- Exercise requirements:
Copy all lines of the listing that include the string "Brief".

(Data excerpts)

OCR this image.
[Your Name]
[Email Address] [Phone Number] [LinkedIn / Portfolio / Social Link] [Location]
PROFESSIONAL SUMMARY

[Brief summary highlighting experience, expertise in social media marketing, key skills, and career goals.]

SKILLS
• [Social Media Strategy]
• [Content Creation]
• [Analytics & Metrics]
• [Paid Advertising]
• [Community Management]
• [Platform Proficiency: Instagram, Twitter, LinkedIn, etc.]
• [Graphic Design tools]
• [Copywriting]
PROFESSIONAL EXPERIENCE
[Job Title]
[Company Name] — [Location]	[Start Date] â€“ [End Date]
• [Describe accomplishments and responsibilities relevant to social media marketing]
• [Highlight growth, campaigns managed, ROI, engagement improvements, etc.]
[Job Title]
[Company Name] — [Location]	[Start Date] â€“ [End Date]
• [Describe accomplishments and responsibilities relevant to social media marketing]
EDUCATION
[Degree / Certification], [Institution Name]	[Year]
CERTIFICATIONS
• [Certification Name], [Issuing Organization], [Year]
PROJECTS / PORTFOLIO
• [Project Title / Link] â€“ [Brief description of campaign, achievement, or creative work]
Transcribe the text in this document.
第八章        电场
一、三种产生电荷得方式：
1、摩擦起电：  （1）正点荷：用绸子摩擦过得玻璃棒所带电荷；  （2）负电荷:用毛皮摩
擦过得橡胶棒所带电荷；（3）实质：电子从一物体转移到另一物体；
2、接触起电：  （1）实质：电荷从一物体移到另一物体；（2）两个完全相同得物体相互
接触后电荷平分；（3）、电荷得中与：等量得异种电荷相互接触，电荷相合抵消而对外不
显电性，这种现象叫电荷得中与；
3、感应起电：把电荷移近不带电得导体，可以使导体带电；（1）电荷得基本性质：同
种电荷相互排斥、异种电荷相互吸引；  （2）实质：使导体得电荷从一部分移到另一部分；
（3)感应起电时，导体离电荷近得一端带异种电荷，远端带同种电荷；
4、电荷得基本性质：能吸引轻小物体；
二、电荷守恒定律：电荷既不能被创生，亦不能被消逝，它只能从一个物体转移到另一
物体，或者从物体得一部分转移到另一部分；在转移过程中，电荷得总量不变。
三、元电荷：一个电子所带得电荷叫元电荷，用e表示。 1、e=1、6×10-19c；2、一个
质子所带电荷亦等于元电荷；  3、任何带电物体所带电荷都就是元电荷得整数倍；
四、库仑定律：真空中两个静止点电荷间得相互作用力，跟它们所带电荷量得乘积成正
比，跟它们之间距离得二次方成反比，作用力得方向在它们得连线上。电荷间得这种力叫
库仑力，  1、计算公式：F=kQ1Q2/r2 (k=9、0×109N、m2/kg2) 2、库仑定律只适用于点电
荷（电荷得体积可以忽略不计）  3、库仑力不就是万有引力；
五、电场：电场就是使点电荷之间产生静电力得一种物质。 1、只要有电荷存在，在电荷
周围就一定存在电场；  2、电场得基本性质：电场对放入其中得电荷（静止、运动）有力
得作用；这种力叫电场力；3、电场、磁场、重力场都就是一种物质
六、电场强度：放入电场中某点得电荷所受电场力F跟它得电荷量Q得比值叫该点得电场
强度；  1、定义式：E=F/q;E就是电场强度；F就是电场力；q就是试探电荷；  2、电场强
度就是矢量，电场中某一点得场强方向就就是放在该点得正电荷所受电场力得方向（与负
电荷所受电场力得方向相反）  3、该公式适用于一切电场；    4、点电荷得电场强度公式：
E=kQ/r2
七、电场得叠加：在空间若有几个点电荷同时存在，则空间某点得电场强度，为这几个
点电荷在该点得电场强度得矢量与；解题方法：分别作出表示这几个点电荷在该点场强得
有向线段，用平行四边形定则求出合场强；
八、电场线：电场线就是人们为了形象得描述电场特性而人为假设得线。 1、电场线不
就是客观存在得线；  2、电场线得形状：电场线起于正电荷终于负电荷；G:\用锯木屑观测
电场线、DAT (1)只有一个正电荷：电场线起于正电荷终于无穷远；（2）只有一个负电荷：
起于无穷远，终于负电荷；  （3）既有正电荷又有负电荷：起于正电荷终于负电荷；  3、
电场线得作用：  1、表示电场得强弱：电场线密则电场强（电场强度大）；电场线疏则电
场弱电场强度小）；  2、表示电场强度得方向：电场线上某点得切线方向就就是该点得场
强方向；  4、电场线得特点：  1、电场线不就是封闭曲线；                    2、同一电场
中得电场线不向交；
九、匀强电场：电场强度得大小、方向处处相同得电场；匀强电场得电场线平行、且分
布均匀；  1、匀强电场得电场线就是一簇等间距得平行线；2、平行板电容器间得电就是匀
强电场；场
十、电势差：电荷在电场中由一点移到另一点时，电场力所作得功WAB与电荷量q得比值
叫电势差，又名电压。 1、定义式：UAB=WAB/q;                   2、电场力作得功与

- Reply to the exercise:
[Brief summary highlighting experience, expertise in social media marketing, key skills, and career goals.]
• [Project Title / Link] â€“ [Brief description of campaign, achievement, or creative work]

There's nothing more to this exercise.